▸ **Set task**: Will you write out the data exactly, excluding every picture?
===== Records shown =====
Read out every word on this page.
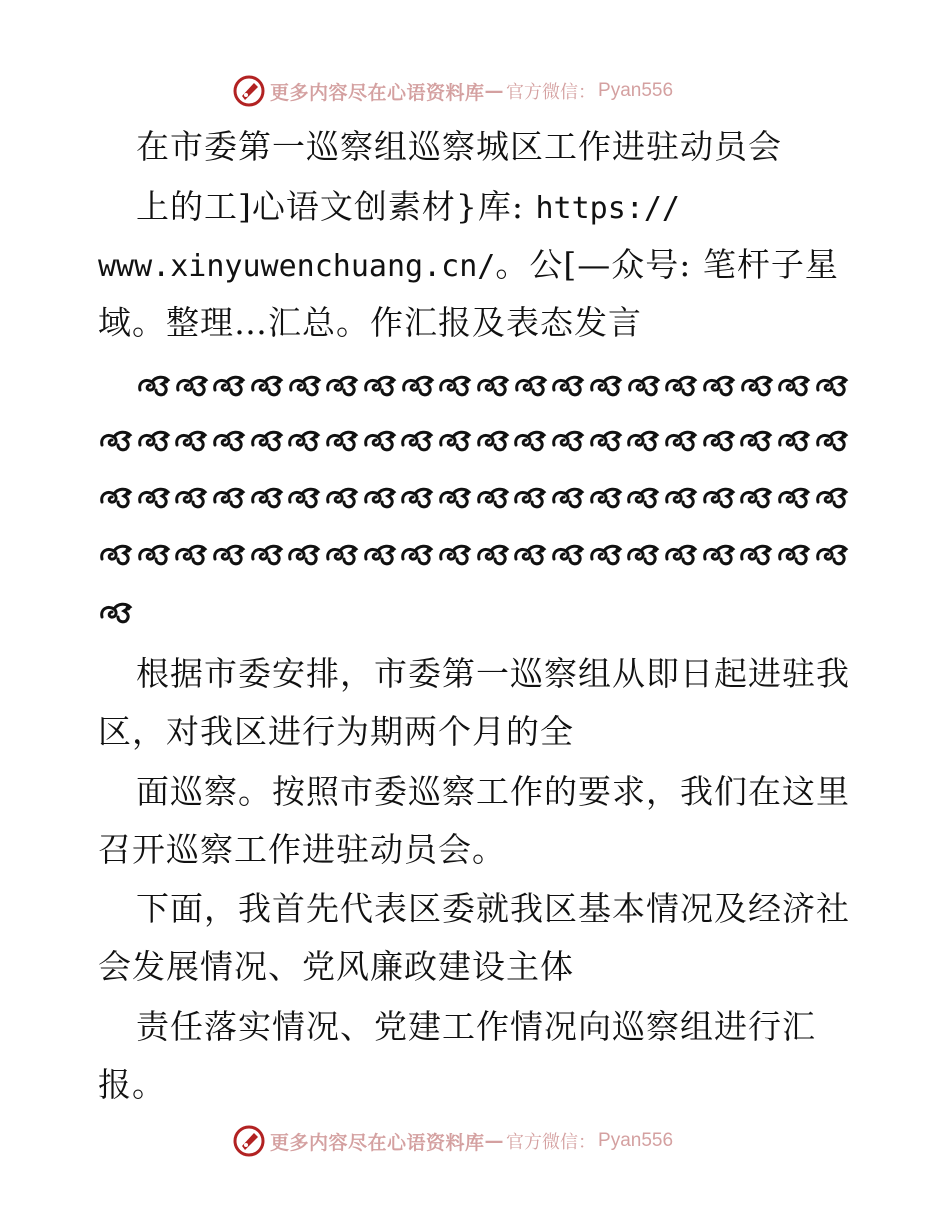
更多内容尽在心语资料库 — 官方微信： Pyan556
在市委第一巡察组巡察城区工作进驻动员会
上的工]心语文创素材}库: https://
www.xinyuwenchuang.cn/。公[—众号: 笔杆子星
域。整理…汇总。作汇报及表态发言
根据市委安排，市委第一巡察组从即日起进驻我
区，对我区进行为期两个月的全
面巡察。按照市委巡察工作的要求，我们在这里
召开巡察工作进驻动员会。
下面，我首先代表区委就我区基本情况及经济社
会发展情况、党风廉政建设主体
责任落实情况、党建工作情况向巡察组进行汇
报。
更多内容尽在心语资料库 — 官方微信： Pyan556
=====
▸ **Solution for this exercise**:
Read out every word on this page.
更多内容尽在心语资料库 — 官方微信： Pyan556
在市委第一巡察组巡察城区工作进驻动员会
上的工]心语文创素材}库: https://
www.xinyuwenchuang.cn/。公[—众号: 笔杆子星
域。整理…汇总。作汇报及表态发言
根据市委安排，市委第一巡察组从即日起进驻我
区，对我区进行为期两个月的全
面巡察。按照市委巡察工作的要求，我们在这里
召开巡察工作进驻动员会。
下面，我首先代表区委就我区基本情况及经济社
会发展情况、党风廉政建设主体
责任落实情况、党建工作情况向巡察组进行汇
报。
更多内容尽在心语资料库 — 官方微信： Pyan556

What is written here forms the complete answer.